● Data shown

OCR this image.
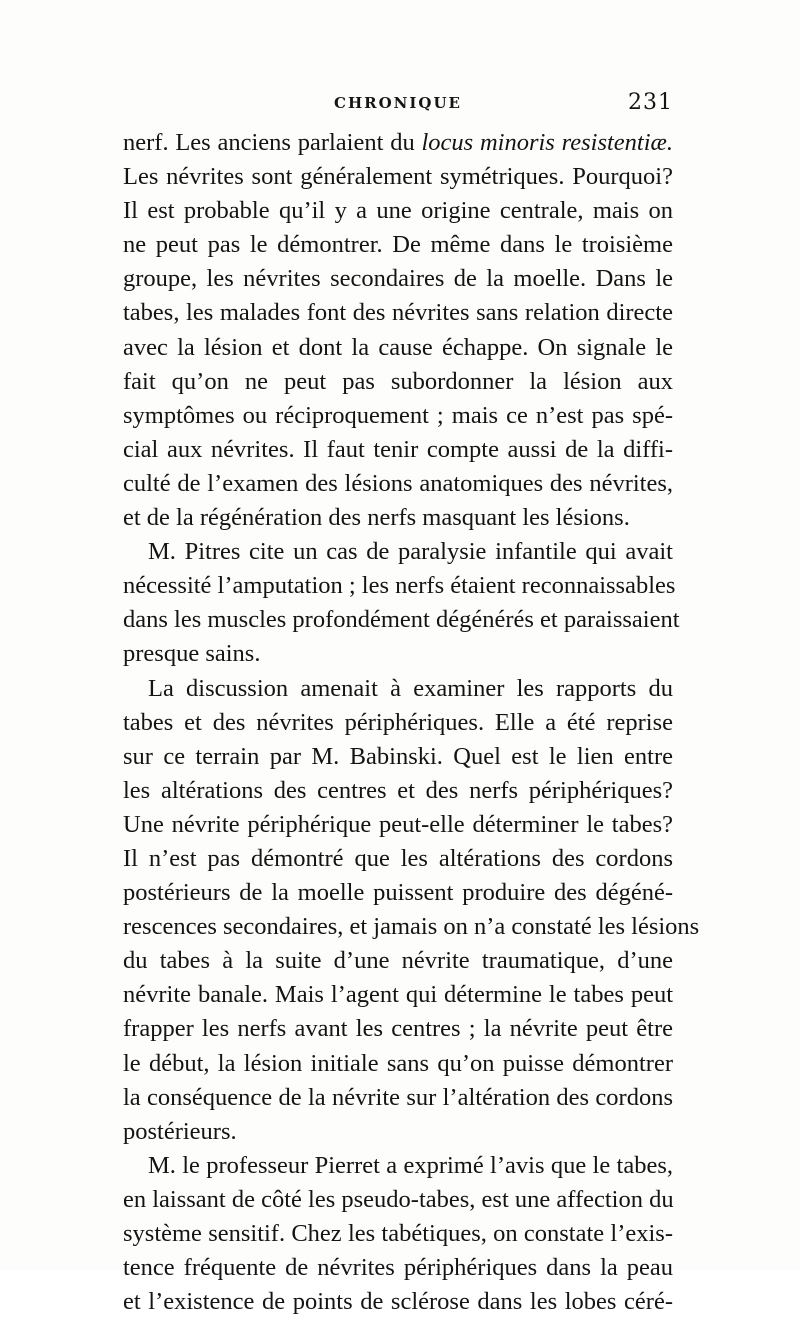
CHRONIQUE	231
nerf. Les anciens parlaient du locus minoris resistentiæ.
Les névrites sont généralement symétriques. Pourquoi?
Il est probable qu’il y a une origine centrale, mais on
ne peut pas le démontrer. De même dans le troisième
groupe, les névrites secondaires de la moelle. Dans le
tabes, les malades font des névrites sans relation directe
avec la lésion et dont la cause échappe. On signale le
fait qu’on ne peut pas subordonner la lésion aux
symptômes ou réciproquement ; mais ce n’est pas spé-
cial aux névrites. Il faut tenir compte aussi de la diffi-
culté de l’examen des lésions anatomiques des névrites,
et de la régénération des nerfs masquant les lésions.
M. Pitres cite un cas de paralysie infantile qui avait
nécessité l’amputation ; les nerfs étaient reconnaissables
dans les muscles profondément dégénérés et paraissaient
presque sains.
La discussion amenait à examiner les rapports du
tabes et des névrites périphériques. Elle a été reprise
sur ce terrain par M. Babinski. Quel est le lien entre
les altérations des centres et des nerfs périphériques?
Une névrite périphérique peut-elle déterminer le tabes?
Il n’est pas démontré que les altérations des cordons
postérieurs de la moelle puissent produire des dégéné-
rescences secondaires, et jamais on n’a constaté les lésions
du tabes à la suite d’une névrite traumatique, d’une
névrite banale. Mais l’agent qui détermine le tabes peut
frapper les nerfs avant les centres ; la névrite peut être
le début, la lésion initiale sans qu’on puisse démontrer
la conséquence de la névrite sur l’altération des cordons
postérieurs.
M. le professeur Pierret a exprimé l’avis que le tabes,
en laissant de côté les pseudo-tabes, est une affection du
système sensitif. Chez les tabétiques, on constate l’exis-
tence fréquente de névrites périphériques dans la peau
et l’existence de points de sclérose dans les lobes céré-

● Task prompt
Repeat the data in full and exactly. Omit pictures.

● Output for this task
OCR this image.
CHRONIQUE	231
nerf. Les anciens parlaient du locus minoris resistentiæ.
Les névrites sont généralement symétriques. Pourquoi?
Il est probable qu’il y a une origine centrale, mais on
ne peut pas le démontrer. De même dans le troisième
groupe, les névrites secondaires de la moelle. Dans le
tabes, les malades font des névrites sans relation directe
avec la lésion et dont la cause échappe. On signale le
fait qu’on ne peut pas subordonner la lésion aux
symptômes ou réciproquement ; mais ce n’est pas spé-
cial aux névrites. Il faut tenir compte aussi de la diffi-
culté de l’examen des lésions anatomiques des névrites,
et de la régénération des nerfs masquant les lésions.
M. Pitres cite un cas de paralysie infantile qui avait
nécessité l’amputation ; les nerfs étaient reconnaissables
dans les muscles profondément dégénérés et paraissaient
presque sains.
La discussion amenait à examiner les rapports du
tabes et des névrites périphériques. Elle a été reprise
sur ce terrain par M. Babinski. Quel est le lien entre
les altérations des centres et des nerfs périphériques?
Une névrite périphérique peut-elle déterminer le tabes?
Il n’est pas démontré que les altérations des cordons
postérieurs de la moelle puissent produire des dégéné-
rescences secondaires, et jamais on n’a constaté les lésions
du tabes à la suite d’une névrite traumatique, d’une
névrite banale. Mais l’agent qui détermine le tabes peut
frapper les nerfs avant les centres ; la névrite peut être
le début, la lésion initiale sans qu’on puisse démontrer
la conséquence de la névrite sur l’altération des cordons
postérieurs.
M. le professeur Pierret a exprimé l’avis que le tabes,
en laissant de côté les pseudo-tabes, est une affection du
système sensitif. Chez les tabétiques, on constate l’exis-
tence fréquente de névrites périphériques dans la peau
et l’existence de points de sclérose dans les lobes céré-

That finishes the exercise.